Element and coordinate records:
## START

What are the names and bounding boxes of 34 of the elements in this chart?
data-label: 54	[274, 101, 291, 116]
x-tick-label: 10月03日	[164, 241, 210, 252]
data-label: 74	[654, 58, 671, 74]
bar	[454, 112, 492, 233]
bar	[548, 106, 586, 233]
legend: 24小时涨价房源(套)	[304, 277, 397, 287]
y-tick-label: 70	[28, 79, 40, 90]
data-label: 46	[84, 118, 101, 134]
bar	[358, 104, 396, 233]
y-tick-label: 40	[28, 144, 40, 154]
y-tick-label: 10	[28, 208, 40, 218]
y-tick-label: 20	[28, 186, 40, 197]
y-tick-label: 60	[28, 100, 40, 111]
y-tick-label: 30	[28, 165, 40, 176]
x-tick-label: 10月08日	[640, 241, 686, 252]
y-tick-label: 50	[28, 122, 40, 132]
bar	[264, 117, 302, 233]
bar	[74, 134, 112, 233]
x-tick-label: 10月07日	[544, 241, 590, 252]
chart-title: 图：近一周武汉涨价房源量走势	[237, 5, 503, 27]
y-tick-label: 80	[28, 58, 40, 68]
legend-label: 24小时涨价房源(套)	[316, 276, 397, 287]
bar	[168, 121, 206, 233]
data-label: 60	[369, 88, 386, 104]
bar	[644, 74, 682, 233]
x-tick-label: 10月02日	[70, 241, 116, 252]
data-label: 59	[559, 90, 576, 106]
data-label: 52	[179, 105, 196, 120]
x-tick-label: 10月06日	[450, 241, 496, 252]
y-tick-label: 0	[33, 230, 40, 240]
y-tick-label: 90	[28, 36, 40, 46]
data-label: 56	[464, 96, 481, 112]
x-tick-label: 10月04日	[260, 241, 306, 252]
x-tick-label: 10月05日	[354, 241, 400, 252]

## END

Convert every line in the rows above into a Markdown table with two columns, Number and Line. Leave out blank lines.

== Final result ==
| Number | Line |
|---|---|
| 1 | What are the names and bounding boxes of 34 of the elements in this chart? |
| 2 | data-label: 54	[274, 101, 291, 116] |
| 3 | x-tick-label: 10月03日	[164, 241, 210, 252] |
| 4 | data-label: 74	[654, 58, 671, 74] |
| 5 | bar	[454, 112, 492, 233] |
| 6 | bar	[548, 106, 586, 233] |
| 7 | legend: 24小时涨价房源(套)	[304, 277, 397, 287] |
| 8 | y-tick-label: 70	[28, 79, 40, 90] |
| 9 | data-label: 46	[84, 118, 101, 134] |
| 10 | bar	[358, 104, 396, 233] |
| 11 | y-tick-label: 40	[28, 144, 40, 154] |
| 12 | y-tick-label: 10	[28, 208, 40, 218] |
| 13 | y-tick-label: 20	[28, 186, 40, 197] |
| 14 | y-tick-label: 60	[28, 100, 40, 111] |
| 15 | y-tick-label: 30	[28, 165, 40, 176] |
| 16 | x-tick-label: 10月08日	[640, 241, 686, 252] |
| 17 | y-tick-label: 50	[28, 122, 40, 132] |
| 18 | bar	[264, 117, 302, 233] |
| 19 | bar	[74, 134, 112, 233] |
| 20 | x-tick-label: 10月07日	[544, 241, 590, 252] |
| 21 | chart-title: 图：近一周武汉涨价房源量走势	[237, 5, 503, 27] |
| 22 | y-tick-label: 80	[28, 58, 40, 68] |
| 23 | legend-label: 24小时涨价房源(套)	[316, 276, 397, 287] |
| 24 | bar	[168, 121, 206, 233] |
| 25 | data-label: 60	[369, 88, 386, 104] |
| 26 | bar	[644, 74, 682, 233] |
| 27 | x-tick-label: 10月02日	[70, 241, 116, 252] |
| 28 | data-label: 59	[559, 90, 576, 106] |
| 29 | data-label: 52	[179, 105, 196, 120] |
| 30 | x-tick-label: 10月06日	[450, 241, 496, 252] |
| 31 | y-tick-label: 0	[33, 230, 40, 240] |
| 32 | y-tick-label: 90	[28, 36, 40, 46] |
| 33 | data-label: 56	[464, 96, 481, 112] |
| 34 | x-tick-label: 10月04日	[260, 241, 306, 252] |
| 35 | x-tick-label: 10月05日	[354, 241, 400, 252] |